読解テキスト:

★ ★ ★ ★

私は、金融機関向けシステムのアプリケーションの開発を担当しています。 現在は、地方銀行向けのシステムをオンプレミスからパブリッククラウドへ移行するプロジェクトにおいて、AWS CodePipelineなどの開発ワークフローに関わるサービスの設計、構築を担当しています。
AWS CodePipelineは、2023年10月から2024年2月にかけて大規模なアップデートが行われました。AWS CodePipelineの最新仕様を理解するのに苦労している方も多いと思います。 そこで本記事では、AWS CodePipelineのアップデート内容をテーマに、動作確認結果も含め詳細にお伝えしたいと思います。
AWS CodePipelineとは
AWS CodePipeline(以下、CodePipeline)とは、ソフトウェアの開発およびデプロイメントプロセスを自動化するためのフルマネージドの継続的な配信サービスです。
パイプラインは、複数のステージ(ビルド、テスト、デプロイなど)から構成され、各ステージは一連のアクション(ビルドプロジェクト、テストスイート、デプロイメントなど)で構成されます。これらの設定はGUI(Graphical User Interface)上で直感的に行うことができます。 パイプライン内のステージは、他のサービスと組み合わせることで柔軟なカスタマイズが可能です。 代表的なステージには、ソースステージ、ビルドステージ、デプロイステージがあります。これらのステージは、AWSのマネージドサービスだけでなく、GitHubやGitLabなどの外部サービスとの連携が可能なことも魅力です。
CodePipelineのアップデート概要
今回ご紹介するCodePipelineのアップデートは、2023年10月から2024年2月にかけて発表された以下2つの機能です。
パイプラインレベル変数の追加
トリガーフィルターサポートの実装
パイプラインレベル変数の追加
2023年10月にCodePipelineの新しいバージョンであるV2がリリースされました。 これまでのCodePipelineでは、各ステージに渡せる変数は決まったもののみでしたが、V2では各ステージに動的に変数を渡すことができるようになりました。
AWS CodePipeline でパラメータ化されたパイプラインのサポートを開始
トリガーフィルターサポート
トリガーフィルターが実装され、パイプラインの起動を制御する際に、「Gitのプルリクエストやプッシュがされたかどうか」だけでなく、「指定したGitタグが付与されているかどうか」や「リポジトリ内のどのファイルに変更が加わったかどうか」を考慮することができるようになりました。なお、トリガーフィルターサポートの対象はGitHub, GitLab等の外部リポジトリのみです。

★ ★ ★ ★

データ項目一覧:
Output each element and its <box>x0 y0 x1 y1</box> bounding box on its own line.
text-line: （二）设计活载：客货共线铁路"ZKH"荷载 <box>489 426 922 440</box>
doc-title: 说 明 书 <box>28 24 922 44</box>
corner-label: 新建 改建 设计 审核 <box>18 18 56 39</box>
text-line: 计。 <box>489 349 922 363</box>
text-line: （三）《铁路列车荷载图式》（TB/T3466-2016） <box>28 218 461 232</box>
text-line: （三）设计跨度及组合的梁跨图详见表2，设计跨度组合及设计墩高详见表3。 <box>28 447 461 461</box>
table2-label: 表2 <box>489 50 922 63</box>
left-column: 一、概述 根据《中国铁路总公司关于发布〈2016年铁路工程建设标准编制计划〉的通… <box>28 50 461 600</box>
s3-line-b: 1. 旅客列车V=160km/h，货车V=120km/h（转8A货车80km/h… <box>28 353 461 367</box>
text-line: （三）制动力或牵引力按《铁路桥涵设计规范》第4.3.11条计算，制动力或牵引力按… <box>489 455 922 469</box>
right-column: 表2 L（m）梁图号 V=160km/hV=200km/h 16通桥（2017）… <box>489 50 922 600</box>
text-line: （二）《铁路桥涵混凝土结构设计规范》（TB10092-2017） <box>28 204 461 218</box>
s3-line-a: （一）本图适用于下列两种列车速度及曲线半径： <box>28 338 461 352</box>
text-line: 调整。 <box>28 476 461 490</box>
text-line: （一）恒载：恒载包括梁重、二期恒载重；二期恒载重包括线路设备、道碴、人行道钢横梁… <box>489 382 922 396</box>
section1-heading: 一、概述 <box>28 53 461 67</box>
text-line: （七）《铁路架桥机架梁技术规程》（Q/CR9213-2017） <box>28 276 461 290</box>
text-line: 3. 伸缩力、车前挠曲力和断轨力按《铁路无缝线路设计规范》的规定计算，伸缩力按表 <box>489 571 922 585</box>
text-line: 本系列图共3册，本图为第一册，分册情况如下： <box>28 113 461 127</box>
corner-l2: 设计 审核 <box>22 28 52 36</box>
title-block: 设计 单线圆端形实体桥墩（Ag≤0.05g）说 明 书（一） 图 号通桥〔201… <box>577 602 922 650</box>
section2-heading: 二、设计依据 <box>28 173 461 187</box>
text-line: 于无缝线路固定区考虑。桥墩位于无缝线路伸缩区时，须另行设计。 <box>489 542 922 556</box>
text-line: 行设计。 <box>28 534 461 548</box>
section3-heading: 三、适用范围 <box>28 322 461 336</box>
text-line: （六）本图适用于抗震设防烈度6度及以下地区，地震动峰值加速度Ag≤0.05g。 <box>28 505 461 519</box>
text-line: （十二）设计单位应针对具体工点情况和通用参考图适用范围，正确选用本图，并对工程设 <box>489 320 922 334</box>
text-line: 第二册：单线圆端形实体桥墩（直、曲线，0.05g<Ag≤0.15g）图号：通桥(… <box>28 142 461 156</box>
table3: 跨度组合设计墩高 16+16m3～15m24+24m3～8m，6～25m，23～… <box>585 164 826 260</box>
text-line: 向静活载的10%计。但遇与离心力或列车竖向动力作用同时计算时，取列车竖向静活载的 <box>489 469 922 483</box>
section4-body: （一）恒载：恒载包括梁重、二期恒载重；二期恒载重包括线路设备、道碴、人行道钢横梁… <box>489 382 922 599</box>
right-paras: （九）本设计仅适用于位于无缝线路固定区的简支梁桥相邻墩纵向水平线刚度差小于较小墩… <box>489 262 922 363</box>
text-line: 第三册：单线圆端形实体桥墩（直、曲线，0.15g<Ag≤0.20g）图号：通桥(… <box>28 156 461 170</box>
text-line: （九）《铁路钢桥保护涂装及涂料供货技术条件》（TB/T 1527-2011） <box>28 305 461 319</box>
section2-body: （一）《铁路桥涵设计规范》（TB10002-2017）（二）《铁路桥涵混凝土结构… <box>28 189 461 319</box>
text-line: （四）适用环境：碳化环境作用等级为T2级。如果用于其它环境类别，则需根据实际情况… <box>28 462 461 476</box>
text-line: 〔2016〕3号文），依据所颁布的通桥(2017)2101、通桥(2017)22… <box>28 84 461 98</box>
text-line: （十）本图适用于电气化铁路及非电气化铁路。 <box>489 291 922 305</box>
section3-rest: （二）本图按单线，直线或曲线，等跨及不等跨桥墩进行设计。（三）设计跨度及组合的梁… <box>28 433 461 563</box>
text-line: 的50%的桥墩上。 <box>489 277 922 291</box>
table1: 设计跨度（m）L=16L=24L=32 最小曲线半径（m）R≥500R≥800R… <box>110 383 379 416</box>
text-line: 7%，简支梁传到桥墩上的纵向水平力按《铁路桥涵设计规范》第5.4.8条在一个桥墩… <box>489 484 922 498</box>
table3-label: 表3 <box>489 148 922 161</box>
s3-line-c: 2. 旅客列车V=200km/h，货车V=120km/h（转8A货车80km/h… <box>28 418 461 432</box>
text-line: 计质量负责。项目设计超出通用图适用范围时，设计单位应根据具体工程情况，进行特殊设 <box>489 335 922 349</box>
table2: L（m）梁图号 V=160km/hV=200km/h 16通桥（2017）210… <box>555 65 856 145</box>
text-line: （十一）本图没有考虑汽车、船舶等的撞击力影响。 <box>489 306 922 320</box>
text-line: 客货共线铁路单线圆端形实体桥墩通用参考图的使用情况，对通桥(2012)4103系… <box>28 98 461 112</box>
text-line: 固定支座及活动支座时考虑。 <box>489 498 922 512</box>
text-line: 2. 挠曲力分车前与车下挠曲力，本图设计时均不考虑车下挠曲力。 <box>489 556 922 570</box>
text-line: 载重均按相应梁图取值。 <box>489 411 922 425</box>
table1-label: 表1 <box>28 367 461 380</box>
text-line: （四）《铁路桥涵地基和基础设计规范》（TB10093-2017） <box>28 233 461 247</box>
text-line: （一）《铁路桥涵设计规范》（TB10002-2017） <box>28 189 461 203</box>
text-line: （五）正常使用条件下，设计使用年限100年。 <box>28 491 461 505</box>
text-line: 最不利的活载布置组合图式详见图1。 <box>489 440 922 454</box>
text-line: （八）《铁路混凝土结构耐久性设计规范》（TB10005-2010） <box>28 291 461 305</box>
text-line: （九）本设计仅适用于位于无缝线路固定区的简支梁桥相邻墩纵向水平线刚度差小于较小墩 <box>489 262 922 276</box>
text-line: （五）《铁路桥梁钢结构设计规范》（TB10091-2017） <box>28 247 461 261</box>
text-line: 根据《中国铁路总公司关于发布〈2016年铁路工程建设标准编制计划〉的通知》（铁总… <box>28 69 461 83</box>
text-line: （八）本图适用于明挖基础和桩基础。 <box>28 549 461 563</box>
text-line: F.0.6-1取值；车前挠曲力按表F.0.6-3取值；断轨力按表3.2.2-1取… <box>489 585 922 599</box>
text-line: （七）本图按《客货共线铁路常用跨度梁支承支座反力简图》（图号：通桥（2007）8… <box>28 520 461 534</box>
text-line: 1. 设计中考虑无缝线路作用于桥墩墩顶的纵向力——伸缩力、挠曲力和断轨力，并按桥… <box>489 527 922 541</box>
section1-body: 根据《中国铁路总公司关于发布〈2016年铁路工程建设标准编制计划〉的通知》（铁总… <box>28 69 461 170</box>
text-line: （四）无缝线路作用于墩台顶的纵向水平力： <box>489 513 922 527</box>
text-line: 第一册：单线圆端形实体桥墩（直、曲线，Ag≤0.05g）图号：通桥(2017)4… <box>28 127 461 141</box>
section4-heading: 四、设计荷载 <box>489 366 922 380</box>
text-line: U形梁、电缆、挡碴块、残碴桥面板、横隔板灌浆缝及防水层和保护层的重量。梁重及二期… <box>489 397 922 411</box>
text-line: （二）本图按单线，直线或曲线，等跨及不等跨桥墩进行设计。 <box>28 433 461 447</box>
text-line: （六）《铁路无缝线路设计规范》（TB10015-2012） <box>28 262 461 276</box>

★ ★ ★ ★

問題詳細: 読解テキストによると、トリガーフィルターサポートの対象となるリポジトリは何か。 解答には読解テキストの内容のみを用いること。

解答欄: GitHub、GitLab等の外部リポジトリのみ。